#### What to do
Copy every record word for word.

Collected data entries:
********

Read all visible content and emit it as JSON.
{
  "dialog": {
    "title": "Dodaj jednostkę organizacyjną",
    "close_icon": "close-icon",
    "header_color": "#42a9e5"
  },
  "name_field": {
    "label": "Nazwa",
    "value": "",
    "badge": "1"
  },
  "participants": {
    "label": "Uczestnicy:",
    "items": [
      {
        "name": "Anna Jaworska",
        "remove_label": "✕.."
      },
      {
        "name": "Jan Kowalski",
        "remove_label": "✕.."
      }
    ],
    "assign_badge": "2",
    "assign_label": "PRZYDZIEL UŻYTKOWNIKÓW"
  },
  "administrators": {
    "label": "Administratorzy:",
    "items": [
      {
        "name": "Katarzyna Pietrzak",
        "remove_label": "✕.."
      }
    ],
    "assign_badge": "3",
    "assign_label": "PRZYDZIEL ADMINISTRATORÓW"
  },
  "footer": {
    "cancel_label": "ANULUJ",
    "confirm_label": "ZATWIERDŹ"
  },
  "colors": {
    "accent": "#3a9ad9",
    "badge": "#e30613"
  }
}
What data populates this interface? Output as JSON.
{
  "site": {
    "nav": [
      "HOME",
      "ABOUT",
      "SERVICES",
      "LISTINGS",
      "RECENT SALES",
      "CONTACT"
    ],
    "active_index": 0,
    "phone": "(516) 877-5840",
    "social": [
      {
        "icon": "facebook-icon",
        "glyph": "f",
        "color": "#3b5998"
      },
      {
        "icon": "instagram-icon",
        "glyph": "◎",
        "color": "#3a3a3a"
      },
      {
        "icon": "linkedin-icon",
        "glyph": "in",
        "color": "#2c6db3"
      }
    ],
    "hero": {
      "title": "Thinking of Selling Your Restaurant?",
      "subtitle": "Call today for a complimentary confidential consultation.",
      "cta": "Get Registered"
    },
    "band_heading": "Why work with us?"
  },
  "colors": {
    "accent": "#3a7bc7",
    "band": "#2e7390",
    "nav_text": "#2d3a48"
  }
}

********

#### Response
Read all visible content and emit it as JSON.
{
  "dialog": {
    "title": "Dodaj jednostkę organizacyjną",
    "close_icon": "close-icon",
    "header_color": "#42a9e5"
  },
  "name_field": {
    "label": "Nazwa",
    "value": "",
    "badge": "1"
  },
  "participants": {
    "label": "Uczestnicy:",
    "items": [
      {
        "name": "Anna Jaworska",
        "remove_label": "✕.."
      },
      {
        "name": "Jan Kowalski",
        "remove_label": "✕.."
      }
    ],
    "assign_badge": "2",
    "assign_label": "PRZYDZIEL UŻYTKOWNIKÓW"
  },
  "administrators": {
    "label": "Administratorzy:",
    "items": [
      {
        "name": "Katarzyna Pietrzak",
        "remove_label": "✕.."
      }
    ],
    "assign_badge": "3",
    "assign_label": "PRZYDZIEL ADMINISTRATORÓW"
  },
  "footer": {
    "cancel_label": "ANULUJ",
    "confirm_label": "ZATWIERDŹ"
  },
  "colors": {
    "accent": "#3a9ad9",
    "badge": "#e30613"
  }
}
What data populates this interface? Output as JSON.
{
  "site": {
    "nav": [
      "HOME",
      "ABOUT",
      "SERVICES",
      "LISTINGS",
      "RECENT SALES",
      "CONTACT"
    ],
    "active_index": 0,
    "phone": "(516) 877-5840",
    "social": [
      {
        "icon": "facebook-icon",
        "glyph": "f",
        "color": "#3b5998"
      },
      {
        "icon": "instagram-icon",
        "glyph": "◎",
        "color": "#3a3a3a"
      },
      {
        "icon": "linkedin-icon",
        "glyph": "in",
        "color": "#2c6db3"
      }
    ],
    "hero": {
      "title": "Thinking of Selling Your Restaurant?",
      "subtitle": "Call today for a complimentary confidential consultation.",
      "cta": "Get Registered"
    },
    "band_heading": "Why work with us?"
  },
  "colors": {
    "accent": "#3a7bc7",
    "band": "#2e7390",
    "nav_text": "#2d3a48"
  }
}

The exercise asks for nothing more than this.